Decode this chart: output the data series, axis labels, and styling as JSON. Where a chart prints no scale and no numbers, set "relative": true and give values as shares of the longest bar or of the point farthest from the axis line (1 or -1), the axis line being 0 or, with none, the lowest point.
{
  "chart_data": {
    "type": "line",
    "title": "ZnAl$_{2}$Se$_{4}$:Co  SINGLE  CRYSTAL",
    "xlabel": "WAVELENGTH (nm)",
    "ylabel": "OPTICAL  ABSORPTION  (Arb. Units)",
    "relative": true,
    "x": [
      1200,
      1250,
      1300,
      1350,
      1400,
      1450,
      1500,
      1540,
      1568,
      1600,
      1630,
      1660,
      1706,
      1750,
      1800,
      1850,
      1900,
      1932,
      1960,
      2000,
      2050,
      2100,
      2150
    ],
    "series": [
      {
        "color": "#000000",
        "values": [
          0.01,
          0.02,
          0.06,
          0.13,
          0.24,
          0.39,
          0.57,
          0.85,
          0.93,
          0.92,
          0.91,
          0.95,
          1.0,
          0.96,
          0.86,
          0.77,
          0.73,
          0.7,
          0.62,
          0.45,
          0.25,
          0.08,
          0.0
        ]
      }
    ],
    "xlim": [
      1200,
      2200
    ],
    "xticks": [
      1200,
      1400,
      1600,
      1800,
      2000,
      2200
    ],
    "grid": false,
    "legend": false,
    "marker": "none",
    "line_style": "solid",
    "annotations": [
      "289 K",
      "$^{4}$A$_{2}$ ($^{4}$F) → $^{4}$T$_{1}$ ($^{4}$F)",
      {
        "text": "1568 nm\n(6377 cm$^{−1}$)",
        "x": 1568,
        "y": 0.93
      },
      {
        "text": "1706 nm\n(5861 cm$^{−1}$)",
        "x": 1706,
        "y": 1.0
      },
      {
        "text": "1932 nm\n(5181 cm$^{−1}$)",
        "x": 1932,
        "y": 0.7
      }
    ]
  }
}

Exercise:
Quote the whole listing above, leaving nothing out.

Response to the task:
Decode this chart: output the data series, axis labels, and styling as JSON. Where a chart prints no scale and no numbers, set "relative": true and give values as shares of the longest bar or of the point farthest from the axis line (1 or -1), the axis line being 0 or, with none, the lowest point.
{
  "chart_data": {
    "type": "line",
    "title": "ZnAl$_{2}$Se$_{4}$:Co  SINGLE  CRYSTAL",
    "xlabel": "WAVELENGTH (nm)",
    "ylabel": "OPTICAL  ABSORPTION  (Arb. Units)",
    "relative": true,
    "x": [
      1200,
      1250,
      1300,
      1350,
      1400,
      1450,
      1500,
      1540,
      1568,
      1600,
      1630,
      1660,
      1706,
      1750,
      1800,
      1850,
      1900,
      1932,
      1960,
      2000,
      2050,
      2100,
      2150
    ],
    "series": [
      {
        "color": "#000000",
        "values": [
          0.01,
          0.02,
          0.06,
          0.13,
          0.24,
          0.39,
          0.57,
          0.85,
          0.93,
          0.92,
          0.91,
          0.95,
          1.0,
          0.96,
          0.86,
          0.77,
          0.73,
          0.7,
          0.62,
          0.45,
          0.25,
          0.08,
          0.0
        ]
      }
    ],
    "xlim": [
      1200,
      2200
    ],
    "xticks": [
      1200,
      1400,
      1600,
      1800,
      2000,
      2200
    ],
    "grid": false,
    "legend": false,
    "marker": "none",
    "line_style": "solid",
    "annotations": [
      "289 K",
      "$^{4}$A$_{2}$ ($^{4}$F) → $^{4}$T$_{1}$ ($^{4}$F)",
      {
        "text": "1568 nm\n(6377 cm$^{−1}$)",
        "x": 1568,
        "y": 0.93
      },
      {
        "text": "1706 nm\n(5861 cm$^{−1}$)",
        "x": 1706,
        "y": 1.0
      },
      {
        "text": "1932 nm\n(5181 cm$^{−1}$)",
        "x": 1932,
        "y": 0.7
      }
    ]
  }
}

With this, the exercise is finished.